(Collected data entries)
----------

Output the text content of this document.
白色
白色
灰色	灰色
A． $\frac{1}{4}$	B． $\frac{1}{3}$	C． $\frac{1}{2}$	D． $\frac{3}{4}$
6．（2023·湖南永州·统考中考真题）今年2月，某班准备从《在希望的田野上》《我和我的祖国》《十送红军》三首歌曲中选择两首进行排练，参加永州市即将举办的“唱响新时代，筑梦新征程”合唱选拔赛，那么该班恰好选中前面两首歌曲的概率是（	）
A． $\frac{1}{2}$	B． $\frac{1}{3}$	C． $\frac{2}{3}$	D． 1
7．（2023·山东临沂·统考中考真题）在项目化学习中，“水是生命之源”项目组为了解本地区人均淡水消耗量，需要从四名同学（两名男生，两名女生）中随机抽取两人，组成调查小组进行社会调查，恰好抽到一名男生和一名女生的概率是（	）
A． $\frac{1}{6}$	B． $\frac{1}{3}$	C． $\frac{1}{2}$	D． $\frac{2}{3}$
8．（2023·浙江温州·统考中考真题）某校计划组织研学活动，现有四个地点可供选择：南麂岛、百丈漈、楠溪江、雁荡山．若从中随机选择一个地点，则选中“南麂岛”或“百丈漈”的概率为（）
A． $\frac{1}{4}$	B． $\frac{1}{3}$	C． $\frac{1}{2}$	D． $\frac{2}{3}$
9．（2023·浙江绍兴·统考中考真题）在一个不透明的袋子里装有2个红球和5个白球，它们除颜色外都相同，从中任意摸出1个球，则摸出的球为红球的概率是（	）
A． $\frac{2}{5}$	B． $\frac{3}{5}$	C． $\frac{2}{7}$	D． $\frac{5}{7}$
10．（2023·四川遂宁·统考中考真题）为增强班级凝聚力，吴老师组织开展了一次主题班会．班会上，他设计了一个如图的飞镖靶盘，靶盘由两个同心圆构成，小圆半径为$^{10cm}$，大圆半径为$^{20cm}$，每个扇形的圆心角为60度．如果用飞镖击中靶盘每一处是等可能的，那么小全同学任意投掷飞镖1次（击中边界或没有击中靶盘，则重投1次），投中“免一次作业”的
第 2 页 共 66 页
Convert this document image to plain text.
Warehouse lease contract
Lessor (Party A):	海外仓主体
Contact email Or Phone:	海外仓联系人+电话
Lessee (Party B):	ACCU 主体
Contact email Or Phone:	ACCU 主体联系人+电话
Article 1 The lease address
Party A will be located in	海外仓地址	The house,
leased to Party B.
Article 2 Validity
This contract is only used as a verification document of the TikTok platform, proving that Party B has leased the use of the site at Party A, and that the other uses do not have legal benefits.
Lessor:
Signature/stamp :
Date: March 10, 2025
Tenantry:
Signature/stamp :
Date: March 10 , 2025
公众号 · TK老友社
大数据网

----------

* [What this task involves]:
Without leaving anything out, quote all the data.

* [Full answer]:
Output the text content of this document.
白色
白色
灰色	灰色
A． $\frac{1}{4}$	B． $\frac{1}{3}$	C． $\frac{1}{2}$	D． $\frac{3}{4}$
6．（2023·湖南永州·统考中考真题）今年2月，某班准备从《在希望的田野上》《我和我的祖国》《十送红军》三首歌曲中选择两首进行排练，参加永州市即将举办的“唱响新时代，筑梦新征程”合唱选拔赛，那么该班恰好选中前面两首歌曲的概率是（	）
A． $\frac{1}{2}$	B． $\frac{1}{3}$	C． $\frac{2}{3}$	D． 1
7．（2023·山东临沂·统考中考真题）在项目化学习中，“水是生命之源”项目组为了解本地区人均淡水消耗量，需要从四名同学（两名男生，两名女生）中随机抽取两人，组成调查小组进行社会调查，恰好抽到一名男生和一名女生的概率是（	）
A． $\frac{1}{6}$	B． $\frac{1}{3}$	C． $\frac{1}{2}$	D． $\frac{2}{3}$
8．（2023·浙江温州·统考中考真题）某校计划组织研学活动，现有四个地点可供选择：南麂岛、百丈漈、楠溪江、雁荡山．若从中随机选择一个地点，则选中“南麂岛”或“百丈漈”的概率为（）
A． $\frac{1}{4}$	B． $\frac{1}{3}$	C． $\frac{1}{2}$	D． $\frac{2}{3}$
9．（2023·浙江绍兴·统考中考真题）在一个不透明的袋子里装有2个红球和5个白球，它们除颜色外都相同，从中任意摸出1个球，则摸出的球为红球的概率是（	）
A． $\frac{2}{5}$	B． $\frac{3}{5}$	C． $\frac{2}{7}$	D． $\frac{5}{7}$
10．（2023·四川遂宁·统考中考真题）为增强班级凝聚力，吴老师组织开展了一次主题班会．班会上，他设计了一个如图的飞镖靶盘，靶盘由两个同心圆构成，小圆半径为$^{10cm}$，大圆半径为$^{20cm}$，每个扇形的圆心角为60度．如果用飞镖击中靶盘每一处是等可能的，那么小全同学任意投掷飞镖1次（击中边界或没有击中靶盘，则重投1次），投中“免一次作业”的
第 2 页 共 66 页
Convert this document image to plain text.
Warehouse lease contract
Lessor (Party A):	海外仓主体
Contact email Or Phone:	海外仓联系人+电话
Lessee (Party B):	ACCU 主体
Contact email Or Phone:	ACCU 主体联系人+电话
Article 1 The lease address
Party A will be located in	海外仓地址	The house,
leased to Party B.
Article 2 Validity
This contract is only used as a verification document of the TikTok platform, proving that Party B has leased the use of the site at Party A, and that the other uses do not have legal benefits.
Lessor:
Signature/stamp :
Date: March 10, 2025
Tenantry:
Signature/stamp :
Date: March 10 , 2025
公众号 · TK老友社
大数据网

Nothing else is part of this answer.